Dataset excerpt
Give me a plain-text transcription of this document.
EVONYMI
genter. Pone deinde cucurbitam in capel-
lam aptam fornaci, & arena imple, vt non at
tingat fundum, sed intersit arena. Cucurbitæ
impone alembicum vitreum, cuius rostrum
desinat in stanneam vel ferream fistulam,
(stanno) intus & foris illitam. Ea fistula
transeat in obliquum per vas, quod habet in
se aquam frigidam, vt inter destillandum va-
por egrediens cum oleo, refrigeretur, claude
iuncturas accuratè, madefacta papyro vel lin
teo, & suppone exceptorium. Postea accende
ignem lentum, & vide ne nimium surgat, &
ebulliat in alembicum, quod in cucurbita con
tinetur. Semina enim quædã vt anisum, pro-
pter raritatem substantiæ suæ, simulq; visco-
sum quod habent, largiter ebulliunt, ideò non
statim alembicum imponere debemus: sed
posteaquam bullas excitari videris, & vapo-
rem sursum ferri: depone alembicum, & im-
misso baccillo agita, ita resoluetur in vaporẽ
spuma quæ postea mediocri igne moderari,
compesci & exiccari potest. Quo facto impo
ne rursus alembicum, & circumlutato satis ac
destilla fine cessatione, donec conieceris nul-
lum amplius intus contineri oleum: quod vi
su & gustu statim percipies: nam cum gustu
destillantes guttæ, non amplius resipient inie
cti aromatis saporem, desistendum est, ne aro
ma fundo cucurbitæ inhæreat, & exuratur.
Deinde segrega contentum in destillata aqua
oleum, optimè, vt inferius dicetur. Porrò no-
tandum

==

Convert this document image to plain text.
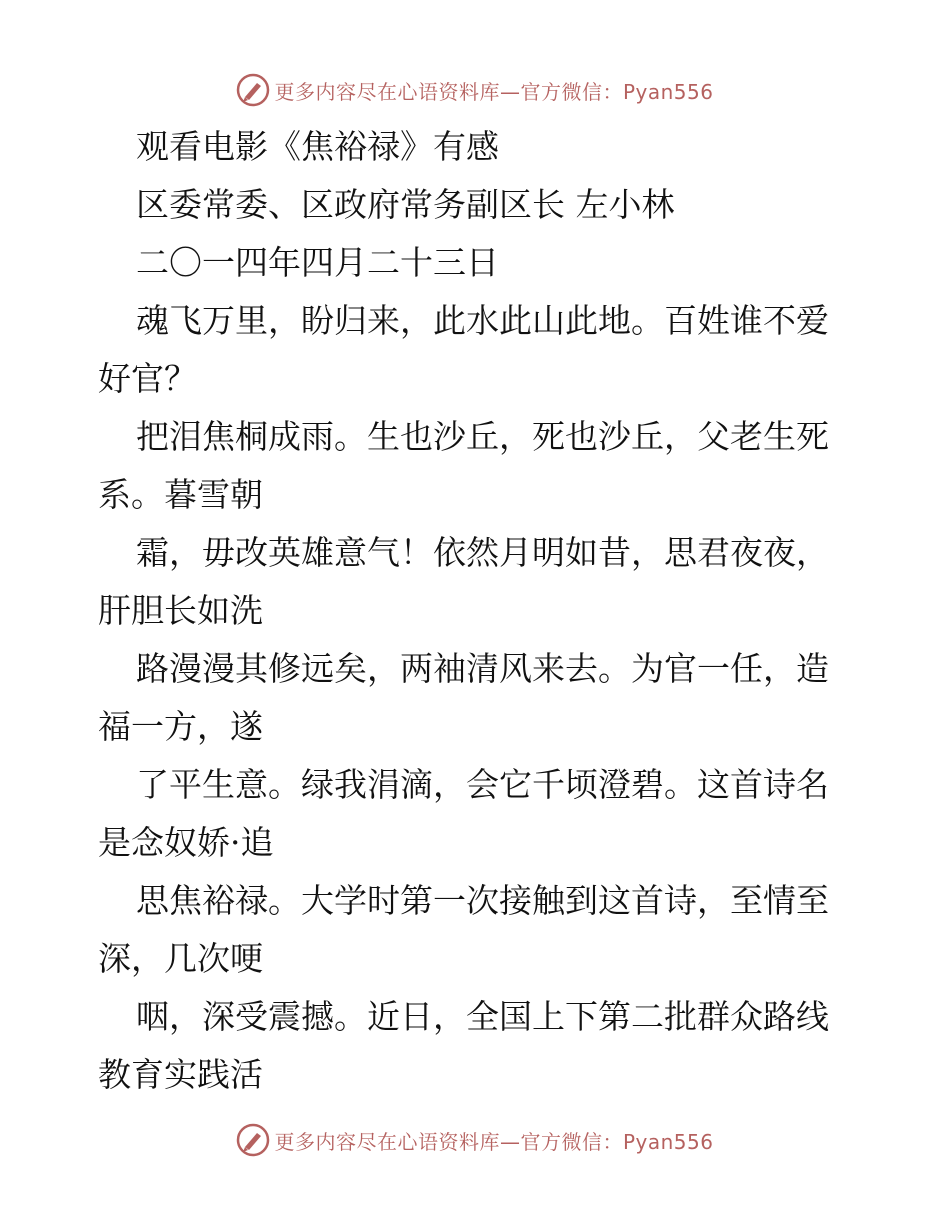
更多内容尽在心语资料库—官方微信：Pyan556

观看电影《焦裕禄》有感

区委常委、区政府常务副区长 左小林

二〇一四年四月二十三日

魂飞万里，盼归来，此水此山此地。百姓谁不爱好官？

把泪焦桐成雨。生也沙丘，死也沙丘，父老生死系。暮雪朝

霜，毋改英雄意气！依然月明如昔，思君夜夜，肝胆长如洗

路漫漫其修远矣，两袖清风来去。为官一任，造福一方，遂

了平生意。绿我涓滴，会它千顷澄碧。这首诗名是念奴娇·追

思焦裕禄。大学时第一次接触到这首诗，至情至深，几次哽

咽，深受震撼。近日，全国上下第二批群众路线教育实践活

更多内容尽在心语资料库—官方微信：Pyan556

- [THE REQUEST]: Using the records above, copy every line that has the word "alembicum" in it.

- [EXERCISE RESULT]:
impone alembicum vitreum, cuius rostrum
ebulliat in alembicum, quod in cucurbita con
statim alembicum imponere debemus: sed
rem sursum ferri: depone alembicum, & im-
ne rursus alembicum, & circumlutato satis ac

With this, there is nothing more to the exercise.